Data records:
▬▬▬
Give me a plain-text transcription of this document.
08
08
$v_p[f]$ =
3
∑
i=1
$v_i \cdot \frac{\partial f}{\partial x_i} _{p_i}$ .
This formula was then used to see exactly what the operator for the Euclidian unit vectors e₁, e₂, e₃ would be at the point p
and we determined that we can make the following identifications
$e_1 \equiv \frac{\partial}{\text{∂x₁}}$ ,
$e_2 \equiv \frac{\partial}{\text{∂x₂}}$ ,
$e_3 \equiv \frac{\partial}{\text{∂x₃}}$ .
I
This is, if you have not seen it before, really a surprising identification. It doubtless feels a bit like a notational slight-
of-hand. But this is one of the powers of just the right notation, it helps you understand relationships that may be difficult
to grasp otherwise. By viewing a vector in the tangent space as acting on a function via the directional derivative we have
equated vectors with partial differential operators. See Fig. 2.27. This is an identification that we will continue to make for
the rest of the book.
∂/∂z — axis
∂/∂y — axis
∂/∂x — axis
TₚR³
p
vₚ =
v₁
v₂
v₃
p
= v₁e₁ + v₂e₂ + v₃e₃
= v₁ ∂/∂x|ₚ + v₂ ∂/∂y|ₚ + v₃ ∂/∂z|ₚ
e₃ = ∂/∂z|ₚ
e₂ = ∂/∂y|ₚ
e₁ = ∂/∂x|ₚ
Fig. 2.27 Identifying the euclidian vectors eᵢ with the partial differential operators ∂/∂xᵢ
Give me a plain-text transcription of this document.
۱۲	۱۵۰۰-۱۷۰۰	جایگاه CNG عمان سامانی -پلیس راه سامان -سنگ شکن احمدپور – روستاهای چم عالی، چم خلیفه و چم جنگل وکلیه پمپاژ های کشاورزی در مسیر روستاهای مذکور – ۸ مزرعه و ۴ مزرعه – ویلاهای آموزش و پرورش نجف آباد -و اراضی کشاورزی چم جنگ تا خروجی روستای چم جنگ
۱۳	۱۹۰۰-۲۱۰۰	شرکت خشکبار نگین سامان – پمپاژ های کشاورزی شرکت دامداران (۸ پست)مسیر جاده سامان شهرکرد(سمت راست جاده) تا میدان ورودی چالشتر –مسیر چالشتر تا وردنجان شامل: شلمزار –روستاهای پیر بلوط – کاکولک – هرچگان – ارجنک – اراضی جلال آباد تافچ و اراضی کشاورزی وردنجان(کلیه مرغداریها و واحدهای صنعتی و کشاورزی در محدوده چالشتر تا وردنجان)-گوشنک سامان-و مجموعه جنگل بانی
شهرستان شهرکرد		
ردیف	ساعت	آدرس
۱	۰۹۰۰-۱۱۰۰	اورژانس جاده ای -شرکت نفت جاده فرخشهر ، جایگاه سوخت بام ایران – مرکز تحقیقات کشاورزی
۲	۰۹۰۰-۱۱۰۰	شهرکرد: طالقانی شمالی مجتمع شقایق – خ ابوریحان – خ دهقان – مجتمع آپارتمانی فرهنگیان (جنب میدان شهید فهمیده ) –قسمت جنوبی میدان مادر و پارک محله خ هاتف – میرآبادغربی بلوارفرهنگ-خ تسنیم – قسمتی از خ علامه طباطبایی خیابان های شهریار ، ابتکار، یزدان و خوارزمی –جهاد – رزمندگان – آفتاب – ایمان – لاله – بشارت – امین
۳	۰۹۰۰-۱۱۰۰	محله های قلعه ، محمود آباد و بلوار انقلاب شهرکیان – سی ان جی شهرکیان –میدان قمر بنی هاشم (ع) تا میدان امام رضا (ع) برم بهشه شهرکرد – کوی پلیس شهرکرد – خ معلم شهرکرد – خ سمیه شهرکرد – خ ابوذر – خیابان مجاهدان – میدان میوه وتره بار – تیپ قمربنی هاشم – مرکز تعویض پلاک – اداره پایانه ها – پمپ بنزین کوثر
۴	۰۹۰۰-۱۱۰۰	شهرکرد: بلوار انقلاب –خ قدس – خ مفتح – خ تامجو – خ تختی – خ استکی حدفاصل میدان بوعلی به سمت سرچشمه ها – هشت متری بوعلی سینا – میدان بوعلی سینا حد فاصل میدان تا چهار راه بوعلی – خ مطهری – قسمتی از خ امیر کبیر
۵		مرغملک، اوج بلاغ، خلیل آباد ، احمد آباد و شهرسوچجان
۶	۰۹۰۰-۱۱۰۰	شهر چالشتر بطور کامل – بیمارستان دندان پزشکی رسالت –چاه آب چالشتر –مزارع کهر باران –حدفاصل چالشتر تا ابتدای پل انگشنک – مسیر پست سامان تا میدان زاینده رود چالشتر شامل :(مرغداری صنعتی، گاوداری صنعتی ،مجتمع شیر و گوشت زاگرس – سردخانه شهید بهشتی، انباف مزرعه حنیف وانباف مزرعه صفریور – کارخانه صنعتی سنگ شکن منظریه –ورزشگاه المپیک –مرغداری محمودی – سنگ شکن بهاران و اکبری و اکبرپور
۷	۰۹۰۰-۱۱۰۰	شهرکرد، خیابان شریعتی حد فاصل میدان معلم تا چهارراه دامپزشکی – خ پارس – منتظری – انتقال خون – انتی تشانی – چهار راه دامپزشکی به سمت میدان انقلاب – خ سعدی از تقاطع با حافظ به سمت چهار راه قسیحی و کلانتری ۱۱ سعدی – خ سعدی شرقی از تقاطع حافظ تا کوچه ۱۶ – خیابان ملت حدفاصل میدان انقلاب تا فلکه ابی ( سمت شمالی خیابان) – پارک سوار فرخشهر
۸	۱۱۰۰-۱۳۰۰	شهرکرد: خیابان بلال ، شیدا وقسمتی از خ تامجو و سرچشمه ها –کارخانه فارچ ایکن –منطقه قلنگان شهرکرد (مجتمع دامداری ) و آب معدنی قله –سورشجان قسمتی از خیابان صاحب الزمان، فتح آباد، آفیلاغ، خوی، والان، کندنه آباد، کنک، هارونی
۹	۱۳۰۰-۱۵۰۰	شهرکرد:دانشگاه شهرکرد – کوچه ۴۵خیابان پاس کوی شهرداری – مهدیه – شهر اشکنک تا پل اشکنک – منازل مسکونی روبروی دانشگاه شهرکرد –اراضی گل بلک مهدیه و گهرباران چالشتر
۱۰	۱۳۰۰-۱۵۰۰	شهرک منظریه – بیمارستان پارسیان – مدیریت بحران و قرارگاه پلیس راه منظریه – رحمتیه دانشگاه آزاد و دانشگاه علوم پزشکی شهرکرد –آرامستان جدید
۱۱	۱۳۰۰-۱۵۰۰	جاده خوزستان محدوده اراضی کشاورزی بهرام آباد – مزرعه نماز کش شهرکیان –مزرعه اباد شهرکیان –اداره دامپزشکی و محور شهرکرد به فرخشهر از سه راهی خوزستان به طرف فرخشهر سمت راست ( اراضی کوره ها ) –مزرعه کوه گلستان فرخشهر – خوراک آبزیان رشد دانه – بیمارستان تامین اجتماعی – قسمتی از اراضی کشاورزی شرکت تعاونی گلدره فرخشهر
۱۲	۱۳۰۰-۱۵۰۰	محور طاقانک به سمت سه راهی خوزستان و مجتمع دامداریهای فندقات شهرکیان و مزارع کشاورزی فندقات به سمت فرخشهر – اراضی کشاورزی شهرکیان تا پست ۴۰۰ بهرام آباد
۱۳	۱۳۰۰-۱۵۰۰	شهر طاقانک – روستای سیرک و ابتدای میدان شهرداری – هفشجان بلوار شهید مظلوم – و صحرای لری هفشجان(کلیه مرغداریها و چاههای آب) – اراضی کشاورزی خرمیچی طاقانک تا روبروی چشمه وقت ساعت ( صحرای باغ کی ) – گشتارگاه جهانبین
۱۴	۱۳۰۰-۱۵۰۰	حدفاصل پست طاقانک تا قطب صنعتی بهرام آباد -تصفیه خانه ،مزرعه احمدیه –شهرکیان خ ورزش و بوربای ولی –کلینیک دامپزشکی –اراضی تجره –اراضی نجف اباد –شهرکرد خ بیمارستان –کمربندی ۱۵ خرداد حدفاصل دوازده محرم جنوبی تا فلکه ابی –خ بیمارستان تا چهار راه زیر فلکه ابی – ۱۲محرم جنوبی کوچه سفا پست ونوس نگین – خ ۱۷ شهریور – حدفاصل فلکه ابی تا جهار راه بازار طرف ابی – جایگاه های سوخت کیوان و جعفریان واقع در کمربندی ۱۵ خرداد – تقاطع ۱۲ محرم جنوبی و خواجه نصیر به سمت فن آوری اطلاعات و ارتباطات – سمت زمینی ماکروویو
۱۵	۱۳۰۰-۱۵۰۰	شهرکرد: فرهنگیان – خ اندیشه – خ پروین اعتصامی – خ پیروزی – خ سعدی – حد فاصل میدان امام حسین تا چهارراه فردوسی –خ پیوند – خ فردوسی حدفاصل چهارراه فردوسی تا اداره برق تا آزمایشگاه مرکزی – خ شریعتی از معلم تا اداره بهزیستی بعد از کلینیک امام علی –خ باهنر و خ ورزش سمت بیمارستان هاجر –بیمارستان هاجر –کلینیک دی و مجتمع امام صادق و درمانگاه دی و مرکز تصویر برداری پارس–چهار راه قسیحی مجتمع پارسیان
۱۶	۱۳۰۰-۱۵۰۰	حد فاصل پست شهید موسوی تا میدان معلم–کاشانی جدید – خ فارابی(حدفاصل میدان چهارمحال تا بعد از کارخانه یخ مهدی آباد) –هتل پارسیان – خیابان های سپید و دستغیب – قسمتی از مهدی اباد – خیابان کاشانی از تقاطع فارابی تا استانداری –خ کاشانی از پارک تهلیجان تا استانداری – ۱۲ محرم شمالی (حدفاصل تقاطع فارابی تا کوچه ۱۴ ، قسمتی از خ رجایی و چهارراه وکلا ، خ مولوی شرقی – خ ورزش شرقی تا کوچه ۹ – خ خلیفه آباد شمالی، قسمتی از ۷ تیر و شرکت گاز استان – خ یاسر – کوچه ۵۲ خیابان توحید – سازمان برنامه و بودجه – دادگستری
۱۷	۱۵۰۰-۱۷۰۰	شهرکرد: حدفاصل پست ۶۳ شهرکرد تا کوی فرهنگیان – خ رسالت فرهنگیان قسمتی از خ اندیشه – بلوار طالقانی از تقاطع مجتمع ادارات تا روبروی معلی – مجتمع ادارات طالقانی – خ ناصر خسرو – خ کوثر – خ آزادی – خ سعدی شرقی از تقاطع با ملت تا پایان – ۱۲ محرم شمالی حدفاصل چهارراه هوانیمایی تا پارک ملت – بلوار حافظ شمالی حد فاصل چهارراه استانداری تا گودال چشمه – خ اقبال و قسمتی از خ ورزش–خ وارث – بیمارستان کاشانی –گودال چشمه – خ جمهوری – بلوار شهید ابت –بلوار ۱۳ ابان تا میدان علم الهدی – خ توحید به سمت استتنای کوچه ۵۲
▬▬▬
Set problem: Using the data above, copy each line that contains "ساعت".

Answer to the problem:
ردیف	ساعت	آدرس
۱۳	۱۳۰۰-۱۵۰۰	شهر طاقانک – روستای سیرک و ابتدای میدان شهرداری – هفشجان بلوار شهید مظلوم – و صحرای لری هفشجان(کلیه مرغداریها و چاههای آب) – اراضی کشاورزی خرمیچی طاقانک تا روبروی چشمه وقت ساعت ( صحرای باغ کی ) – گشتارگاه جهانبین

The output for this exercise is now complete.